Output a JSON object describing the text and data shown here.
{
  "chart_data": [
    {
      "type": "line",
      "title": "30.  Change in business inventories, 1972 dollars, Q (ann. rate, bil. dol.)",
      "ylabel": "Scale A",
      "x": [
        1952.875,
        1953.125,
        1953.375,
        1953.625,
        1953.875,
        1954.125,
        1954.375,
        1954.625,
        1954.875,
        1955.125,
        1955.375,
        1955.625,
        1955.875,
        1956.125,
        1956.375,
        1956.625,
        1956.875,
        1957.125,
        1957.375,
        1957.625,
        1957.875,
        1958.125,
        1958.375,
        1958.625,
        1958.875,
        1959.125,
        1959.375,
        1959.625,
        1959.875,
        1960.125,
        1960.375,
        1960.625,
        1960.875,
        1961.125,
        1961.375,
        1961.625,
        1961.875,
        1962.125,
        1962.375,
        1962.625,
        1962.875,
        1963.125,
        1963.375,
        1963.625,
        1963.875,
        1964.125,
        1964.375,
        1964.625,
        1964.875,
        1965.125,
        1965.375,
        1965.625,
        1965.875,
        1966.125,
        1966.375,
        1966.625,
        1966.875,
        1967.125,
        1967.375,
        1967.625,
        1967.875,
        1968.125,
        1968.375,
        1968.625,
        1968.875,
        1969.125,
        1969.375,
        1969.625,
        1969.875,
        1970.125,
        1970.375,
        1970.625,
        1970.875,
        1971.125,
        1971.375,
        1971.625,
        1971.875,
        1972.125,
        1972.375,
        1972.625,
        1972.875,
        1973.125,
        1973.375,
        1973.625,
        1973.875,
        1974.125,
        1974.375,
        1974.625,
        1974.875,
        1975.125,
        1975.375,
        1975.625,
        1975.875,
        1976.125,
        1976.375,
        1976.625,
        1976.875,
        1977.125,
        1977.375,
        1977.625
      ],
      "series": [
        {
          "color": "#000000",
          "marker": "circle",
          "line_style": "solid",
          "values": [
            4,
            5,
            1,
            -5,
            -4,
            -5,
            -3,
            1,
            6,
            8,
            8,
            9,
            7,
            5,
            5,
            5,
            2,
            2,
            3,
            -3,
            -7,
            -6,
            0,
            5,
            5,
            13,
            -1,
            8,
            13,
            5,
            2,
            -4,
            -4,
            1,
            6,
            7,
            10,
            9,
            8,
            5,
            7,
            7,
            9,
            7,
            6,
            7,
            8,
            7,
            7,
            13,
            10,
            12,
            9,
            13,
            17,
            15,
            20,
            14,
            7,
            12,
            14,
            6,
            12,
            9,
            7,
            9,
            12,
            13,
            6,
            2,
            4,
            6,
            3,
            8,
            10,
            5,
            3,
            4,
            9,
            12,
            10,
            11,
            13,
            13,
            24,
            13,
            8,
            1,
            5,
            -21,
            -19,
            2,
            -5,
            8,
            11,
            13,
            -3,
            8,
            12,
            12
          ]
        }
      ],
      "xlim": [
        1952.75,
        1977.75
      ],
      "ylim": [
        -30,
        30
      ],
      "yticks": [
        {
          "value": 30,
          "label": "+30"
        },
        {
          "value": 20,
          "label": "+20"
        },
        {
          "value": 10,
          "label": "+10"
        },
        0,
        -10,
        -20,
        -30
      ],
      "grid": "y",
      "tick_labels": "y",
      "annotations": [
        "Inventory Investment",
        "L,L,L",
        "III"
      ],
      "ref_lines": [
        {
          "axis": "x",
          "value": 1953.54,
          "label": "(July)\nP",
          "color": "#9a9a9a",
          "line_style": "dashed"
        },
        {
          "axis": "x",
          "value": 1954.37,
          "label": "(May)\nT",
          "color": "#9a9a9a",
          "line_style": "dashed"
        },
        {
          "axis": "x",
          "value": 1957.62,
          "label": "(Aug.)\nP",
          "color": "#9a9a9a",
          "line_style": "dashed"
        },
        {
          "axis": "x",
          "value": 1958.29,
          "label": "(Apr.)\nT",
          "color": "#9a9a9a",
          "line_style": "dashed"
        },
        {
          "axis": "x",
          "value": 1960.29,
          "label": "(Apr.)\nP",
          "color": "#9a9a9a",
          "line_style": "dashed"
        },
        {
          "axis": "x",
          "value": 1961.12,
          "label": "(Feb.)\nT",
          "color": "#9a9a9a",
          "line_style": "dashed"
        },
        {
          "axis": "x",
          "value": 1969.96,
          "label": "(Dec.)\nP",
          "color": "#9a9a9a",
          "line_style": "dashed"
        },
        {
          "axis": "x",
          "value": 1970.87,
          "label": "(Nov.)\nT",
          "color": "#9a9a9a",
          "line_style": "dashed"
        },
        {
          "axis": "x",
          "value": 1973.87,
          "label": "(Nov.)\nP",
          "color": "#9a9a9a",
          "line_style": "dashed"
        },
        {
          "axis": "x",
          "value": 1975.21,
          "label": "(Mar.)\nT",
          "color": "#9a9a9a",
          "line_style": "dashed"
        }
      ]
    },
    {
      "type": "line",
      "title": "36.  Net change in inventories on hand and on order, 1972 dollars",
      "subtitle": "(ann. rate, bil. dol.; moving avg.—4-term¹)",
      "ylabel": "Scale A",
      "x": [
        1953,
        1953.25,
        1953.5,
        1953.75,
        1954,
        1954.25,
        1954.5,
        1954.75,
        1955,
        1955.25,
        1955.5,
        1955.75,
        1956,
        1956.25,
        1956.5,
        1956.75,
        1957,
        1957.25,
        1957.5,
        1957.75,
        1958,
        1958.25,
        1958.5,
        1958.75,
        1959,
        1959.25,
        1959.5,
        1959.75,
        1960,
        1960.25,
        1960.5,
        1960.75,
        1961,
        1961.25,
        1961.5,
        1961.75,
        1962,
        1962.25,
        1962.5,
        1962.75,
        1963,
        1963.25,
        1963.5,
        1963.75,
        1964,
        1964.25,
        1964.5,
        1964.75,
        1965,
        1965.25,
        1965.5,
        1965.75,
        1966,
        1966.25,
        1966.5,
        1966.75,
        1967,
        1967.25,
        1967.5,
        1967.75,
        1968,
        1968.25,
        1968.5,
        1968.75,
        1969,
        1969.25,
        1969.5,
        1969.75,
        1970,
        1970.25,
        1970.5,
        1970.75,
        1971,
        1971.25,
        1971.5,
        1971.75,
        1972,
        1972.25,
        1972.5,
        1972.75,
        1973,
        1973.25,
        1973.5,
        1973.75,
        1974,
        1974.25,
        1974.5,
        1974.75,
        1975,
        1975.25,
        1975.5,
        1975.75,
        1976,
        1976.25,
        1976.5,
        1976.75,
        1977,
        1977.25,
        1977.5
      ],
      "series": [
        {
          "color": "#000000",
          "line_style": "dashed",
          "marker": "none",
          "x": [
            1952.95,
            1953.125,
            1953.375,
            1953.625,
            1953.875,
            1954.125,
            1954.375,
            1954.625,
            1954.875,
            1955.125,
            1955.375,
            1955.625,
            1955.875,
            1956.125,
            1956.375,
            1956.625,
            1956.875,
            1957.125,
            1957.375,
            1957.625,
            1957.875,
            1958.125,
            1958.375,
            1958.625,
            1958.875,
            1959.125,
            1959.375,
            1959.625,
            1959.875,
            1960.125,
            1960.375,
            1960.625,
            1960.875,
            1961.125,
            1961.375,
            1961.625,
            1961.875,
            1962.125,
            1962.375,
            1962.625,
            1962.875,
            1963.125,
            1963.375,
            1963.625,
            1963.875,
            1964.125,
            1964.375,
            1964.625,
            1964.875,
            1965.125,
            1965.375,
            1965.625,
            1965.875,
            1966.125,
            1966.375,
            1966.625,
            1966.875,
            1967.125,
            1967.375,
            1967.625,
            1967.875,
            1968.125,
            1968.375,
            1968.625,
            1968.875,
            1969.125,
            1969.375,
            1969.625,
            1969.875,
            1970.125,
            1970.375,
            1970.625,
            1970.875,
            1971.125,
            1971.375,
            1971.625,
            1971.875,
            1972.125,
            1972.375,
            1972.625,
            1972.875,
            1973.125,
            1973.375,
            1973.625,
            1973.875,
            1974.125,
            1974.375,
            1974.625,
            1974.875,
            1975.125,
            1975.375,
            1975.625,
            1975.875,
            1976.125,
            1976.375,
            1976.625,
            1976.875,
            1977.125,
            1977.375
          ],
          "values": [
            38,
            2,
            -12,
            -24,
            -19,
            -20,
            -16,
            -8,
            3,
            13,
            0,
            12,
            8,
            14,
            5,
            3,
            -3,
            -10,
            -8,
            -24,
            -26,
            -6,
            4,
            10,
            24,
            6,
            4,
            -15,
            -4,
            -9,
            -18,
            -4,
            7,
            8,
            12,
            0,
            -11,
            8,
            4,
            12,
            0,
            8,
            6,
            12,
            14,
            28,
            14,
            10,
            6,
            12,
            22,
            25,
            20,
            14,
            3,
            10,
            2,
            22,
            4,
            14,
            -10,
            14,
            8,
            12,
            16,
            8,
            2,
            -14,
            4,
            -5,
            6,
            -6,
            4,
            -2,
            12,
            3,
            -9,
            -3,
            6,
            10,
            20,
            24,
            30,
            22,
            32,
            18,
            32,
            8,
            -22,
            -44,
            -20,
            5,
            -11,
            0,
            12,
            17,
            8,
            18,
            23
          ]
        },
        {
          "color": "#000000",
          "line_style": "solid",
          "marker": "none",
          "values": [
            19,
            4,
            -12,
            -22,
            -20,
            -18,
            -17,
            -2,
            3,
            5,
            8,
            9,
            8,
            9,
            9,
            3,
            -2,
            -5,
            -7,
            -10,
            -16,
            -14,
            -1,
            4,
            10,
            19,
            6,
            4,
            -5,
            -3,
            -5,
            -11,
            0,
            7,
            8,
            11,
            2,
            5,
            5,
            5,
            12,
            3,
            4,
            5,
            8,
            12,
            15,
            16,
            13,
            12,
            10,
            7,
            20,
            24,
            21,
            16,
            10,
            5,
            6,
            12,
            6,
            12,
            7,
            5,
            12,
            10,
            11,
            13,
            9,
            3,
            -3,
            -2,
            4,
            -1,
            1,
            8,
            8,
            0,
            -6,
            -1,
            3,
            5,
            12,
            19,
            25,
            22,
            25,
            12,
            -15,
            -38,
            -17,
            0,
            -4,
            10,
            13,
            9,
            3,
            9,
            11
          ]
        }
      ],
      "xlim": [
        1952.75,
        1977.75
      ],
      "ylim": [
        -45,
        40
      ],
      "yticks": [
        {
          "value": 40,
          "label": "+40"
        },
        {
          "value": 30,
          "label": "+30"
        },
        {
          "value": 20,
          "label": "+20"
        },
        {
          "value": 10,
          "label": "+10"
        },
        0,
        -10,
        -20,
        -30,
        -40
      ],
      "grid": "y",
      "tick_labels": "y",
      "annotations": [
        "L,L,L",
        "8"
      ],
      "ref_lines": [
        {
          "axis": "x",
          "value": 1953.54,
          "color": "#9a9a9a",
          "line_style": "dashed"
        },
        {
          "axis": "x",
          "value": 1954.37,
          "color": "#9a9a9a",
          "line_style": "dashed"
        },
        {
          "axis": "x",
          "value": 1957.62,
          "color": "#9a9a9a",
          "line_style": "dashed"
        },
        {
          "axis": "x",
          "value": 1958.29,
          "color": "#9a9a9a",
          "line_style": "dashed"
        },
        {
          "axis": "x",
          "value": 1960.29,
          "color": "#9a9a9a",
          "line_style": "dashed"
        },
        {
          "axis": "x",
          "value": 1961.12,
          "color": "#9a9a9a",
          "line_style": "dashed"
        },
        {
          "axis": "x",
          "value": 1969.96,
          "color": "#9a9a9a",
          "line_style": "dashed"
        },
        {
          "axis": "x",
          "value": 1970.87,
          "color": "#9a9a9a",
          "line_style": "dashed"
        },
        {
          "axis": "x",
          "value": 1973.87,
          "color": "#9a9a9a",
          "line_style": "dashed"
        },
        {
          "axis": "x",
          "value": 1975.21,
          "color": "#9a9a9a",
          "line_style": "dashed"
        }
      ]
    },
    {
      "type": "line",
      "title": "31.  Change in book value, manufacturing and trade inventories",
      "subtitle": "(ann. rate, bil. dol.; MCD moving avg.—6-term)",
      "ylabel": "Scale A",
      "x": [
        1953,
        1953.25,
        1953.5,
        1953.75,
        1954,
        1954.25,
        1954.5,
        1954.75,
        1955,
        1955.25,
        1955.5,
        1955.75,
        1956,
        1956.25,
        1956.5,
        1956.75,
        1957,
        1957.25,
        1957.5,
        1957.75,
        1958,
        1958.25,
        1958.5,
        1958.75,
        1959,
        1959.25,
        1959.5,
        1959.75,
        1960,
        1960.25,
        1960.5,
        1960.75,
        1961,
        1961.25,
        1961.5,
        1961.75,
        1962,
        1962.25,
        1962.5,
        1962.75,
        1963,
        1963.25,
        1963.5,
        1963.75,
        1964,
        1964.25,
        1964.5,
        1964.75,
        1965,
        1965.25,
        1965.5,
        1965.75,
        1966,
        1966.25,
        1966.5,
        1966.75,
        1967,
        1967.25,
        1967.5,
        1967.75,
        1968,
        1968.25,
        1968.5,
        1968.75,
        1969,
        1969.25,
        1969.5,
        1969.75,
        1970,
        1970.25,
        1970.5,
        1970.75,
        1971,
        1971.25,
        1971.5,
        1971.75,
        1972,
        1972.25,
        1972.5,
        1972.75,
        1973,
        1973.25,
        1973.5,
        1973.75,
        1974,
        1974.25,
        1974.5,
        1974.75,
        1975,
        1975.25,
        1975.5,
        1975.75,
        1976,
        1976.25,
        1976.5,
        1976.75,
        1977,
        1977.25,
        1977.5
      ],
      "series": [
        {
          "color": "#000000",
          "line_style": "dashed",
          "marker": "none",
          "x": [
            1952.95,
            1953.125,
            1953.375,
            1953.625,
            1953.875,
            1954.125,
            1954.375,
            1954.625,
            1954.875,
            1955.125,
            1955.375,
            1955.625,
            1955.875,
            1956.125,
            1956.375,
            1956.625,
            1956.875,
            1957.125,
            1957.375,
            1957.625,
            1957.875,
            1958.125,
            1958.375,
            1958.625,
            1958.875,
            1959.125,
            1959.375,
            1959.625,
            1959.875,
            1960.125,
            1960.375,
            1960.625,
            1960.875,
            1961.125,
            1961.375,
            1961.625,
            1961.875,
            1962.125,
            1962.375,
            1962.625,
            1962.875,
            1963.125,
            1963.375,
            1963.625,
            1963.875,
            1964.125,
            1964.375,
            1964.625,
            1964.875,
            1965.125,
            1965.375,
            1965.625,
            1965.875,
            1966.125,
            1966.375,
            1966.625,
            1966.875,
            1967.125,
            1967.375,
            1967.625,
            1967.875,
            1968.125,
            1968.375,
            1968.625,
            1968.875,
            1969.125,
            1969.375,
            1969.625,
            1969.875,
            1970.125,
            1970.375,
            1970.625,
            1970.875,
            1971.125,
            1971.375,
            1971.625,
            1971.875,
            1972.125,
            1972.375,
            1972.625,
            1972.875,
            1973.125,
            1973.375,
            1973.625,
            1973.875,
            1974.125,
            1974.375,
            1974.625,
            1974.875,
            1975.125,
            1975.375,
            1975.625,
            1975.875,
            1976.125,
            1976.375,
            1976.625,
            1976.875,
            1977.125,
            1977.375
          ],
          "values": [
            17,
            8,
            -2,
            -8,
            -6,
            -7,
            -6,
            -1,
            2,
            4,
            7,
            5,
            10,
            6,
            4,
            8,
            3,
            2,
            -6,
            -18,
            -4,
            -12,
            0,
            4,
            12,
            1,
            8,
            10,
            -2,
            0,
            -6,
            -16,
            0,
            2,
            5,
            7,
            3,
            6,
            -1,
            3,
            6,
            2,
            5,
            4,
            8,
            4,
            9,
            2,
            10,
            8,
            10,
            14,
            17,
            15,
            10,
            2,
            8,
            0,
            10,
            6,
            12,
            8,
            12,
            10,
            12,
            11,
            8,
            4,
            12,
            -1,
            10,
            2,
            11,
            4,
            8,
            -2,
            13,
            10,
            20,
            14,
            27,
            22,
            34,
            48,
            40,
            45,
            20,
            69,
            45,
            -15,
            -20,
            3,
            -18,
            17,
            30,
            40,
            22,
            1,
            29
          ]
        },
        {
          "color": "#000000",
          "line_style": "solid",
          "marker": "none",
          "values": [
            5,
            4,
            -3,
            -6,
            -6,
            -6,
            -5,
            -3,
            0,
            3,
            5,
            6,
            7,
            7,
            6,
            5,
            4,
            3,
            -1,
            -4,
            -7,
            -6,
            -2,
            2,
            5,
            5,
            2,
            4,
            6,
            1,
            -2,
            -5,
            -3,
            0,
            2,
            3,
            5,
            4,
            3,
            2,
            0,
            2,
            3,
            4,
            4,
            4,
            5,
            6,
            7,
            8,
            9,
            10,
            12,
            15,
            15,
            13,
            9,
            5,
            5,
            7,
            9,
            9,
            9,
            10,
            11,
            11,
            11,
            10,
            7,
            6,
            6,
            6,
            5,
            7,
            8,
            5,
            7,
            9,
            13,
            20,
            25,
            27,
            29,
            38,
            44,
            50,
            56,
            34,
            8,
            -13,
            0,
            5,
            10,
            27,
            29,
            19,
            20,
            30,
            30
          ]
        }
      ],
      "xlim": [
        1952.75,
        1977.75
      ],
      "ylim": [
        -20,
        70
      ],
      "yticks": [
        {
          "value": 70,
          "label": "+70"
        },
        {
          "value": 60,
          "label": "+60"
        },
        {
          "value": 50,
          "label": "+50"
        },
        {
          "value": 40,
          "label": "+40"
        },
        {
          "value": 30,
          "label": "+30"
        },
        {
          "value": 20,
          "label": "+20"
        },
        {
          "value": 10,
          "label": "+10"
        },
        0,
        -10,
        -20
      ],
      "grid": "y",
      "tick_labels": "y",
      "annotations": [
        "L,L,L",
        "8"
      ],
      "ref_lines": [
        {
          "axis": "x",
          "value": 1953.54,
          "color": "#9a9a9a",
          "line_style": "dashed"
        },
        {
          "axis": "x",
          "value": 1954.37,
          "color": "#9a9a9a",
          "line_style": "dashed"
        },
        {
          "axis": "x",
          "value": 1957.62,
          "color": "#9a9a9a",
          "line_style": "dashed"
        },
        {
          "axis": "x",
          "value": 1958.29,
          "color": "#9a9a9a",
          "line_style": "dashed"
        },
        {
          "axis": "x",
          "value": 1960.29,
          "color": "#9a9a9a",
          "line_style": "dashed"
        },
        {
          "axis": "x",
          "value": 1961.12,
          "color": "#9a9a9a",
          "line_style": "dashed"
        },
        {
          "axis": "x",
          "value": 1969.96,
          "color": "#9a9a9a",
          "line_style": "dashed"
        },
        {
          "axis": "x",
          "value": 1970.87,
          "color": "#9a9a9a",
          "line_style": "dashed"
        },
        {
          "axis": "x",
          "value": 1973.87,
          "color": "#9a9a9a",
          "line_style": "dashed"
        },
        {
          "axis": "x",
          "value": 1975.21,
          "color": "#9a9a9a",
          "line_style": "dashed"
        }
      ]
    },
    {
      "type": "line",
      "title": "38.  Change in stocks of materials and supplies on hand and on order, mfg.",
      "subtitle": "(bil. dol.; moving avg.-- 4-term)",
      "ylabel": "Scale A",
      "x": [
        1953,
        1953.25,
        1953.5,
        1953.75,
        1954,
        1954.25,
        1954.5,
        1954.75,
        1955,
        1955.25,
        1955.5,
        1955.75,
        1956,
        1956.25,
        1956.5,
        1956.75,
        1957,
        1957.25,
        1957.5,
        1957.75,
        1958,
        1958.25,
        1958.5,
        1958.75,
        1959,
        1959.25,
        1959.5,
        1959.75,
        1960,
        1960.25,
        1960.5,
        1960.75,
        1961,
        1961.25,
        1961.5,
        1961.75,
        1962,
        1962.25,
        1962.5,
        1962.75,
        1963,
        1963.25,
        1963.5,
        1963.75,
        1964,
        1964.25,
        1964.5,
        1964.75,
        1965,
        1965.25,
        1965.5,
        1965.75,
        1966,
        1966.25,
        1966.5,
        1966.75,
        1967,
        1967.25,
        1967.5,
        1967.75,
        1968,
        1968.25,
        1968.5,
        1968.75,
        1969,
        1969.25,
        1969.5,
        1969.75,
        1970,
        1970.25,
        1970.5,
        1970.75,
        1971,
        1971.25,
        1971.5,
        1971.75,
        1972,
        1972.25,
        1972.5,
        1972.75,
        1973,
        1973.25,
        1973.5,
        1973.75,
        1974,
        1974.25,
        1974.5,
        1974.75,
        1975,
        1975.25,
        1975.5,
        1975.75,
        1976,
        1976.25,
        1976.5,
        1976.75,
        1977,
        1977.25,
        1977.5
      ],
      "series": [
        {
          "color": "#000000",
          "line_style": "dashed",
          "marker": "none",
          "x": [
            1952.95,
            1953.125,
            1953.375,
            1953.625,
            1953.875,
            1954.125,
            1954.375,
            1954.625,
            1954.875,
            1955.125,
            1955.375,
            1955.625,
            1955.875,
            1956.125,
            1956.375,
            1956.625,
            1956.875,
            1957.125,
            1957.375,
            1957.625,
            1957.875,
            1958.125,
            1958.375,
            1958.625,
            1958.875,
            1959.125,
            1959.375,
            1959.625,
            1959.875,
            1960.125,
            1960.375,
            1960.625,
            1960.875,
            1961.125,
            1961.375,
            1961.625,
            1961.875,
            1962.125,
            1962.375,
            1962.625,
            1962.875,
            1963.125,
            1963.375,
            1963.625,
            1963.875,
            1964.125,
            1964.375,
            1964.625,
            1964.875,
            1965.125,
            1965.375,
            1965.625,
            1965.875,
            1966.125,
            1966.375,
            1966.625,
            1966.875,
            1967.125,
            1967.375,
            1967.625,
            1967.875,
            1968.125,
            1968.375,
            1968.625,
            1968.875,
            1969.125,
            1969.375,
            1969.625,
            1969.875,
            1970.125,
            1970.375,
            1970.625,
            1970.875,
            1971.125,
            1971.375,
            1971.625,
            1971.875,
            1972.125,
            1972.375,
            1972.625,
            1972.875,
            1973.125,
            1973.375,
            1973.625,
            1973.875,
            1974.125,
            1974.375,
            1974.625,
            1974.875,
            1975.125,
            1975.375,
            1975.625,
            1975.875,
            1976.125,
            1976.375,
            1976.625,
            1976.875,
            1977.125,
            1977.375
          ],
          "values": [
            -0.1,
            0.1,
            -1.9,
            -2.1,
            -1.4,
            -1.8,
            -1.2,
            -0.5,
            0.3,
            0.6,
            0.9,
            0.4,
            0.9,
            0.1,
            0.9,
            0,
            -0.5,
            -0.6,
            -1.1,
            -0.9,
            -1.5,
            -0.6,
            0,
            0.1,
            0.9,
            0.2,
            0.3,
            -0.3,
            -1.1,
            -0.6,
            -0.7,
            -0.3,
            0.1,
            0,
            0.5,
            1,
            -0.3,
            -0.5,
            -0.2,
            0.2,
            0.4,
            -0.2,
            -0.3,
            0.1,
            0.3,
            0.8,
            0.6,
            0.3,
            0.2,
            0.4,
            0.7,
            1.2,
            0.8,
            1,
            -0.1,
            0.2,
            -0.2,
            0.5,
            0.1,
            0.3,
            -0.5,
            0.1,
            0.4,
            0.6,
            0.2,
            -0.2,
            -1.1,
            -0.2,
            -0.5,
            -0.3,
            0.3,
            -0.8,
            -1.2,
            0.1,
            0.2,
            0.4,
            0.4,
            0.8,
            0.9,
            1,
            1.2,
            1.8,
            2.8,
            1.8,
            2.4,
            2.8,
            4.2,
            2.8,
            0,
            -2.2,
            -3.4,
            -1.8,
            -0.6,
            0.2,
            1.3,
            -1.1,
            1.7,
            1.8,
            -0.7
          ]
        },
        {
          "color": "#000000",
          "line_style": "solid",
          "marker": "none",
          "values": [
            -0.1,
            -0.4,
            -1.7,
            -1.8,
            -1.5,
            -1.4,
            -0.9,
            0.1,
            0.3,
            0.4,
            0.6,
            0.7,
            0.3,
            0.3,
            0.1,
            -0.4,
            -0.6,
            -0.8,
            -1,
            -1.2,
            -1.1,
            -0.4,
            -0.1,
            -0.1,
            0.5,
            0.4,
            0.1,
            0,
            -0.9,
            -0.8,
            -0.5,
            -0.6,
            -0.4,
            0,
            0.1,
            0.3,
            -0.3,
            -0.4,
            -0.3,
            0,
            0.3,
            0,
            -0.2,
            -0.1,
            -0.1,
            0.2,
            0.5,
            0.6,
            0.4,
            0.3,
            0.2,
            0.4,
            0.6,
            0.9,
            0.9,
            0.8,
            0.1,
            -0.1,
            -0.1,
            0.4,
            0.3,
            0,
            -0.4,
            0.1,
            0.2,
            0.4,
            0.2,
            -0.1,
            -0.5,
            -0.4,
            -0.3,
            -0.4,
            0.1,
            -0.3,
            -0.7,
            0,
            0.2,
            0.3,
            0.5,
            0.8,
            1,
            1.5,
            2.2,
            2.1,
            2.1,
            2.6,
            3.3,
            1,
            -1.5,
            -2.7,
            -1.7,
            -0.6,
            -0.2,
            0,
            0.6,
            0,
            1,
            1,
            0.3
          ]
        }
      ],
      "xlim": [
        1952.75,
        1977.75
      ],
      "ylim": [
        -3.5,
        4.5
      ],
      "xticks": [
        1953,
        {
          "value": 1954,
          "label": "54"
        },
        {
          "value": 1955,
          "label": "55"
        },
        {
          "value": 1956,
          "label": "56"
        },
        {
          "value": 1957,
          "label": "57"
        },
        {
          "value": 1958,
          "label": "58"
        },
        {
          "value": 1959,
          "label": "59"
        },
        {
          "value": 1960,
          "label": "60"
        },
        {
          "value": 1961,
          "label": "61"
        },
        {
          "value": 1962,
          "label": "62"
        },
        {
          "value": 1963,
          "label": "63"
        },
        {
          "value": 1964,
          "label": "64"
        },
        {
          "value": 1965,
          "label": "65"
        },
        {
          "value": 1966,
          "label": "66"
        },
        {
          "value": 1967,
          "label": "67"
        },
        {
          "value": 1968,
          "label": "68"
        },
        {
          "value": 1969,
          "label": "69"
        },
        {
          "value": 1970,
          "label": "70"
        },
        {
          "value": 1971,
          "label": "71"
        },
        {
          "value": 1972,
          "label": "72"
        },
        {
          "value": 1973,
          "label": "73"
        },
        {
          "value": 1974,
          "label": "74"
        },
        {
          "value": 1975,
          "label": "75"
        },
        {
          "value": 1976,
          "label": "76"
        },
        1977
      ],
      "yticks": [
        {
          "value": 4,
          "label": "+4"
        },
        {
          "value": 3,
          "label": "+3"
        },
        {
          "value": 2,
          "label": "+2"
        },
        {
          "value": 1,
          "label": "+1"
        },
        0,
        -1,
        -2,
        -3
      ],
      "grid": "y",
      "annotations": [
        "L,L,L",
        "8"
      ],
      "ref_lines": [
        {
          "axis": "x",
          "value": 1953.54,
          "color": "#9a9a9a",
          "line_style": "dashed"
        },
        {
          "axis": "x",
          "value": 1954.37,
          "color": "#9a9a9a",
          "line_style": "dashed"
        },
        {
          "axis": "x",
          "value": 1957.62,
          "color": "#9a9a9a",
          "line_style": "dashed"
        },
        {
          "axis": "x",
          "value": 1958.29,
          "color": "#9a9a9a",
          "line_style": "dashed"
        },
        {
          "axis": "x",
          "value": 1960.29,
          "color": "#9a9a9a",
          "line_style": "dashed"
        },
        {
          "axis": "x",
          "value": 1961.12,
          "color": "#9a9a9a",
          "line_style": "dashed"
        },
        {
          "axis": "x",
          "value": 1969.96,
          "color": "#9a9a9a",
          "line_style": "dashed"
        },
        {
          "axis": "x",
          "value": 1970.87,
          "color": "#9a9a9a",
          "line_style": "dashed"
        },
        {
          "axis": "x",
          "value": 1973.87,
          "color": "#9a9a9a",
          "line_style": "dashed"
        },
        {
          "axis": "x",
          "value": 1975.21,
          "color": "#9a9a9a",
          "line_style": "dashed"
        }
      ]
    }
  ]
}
******
## Stated exercise:
Show the lines from the data above that contain the string "order".

## Solution below:
      "title": "36.  Net change in inventories on hand and on order, 1972 dollars",
      "title": "38.  Change in stocks of materials and supplies on hand and on order, mfg.",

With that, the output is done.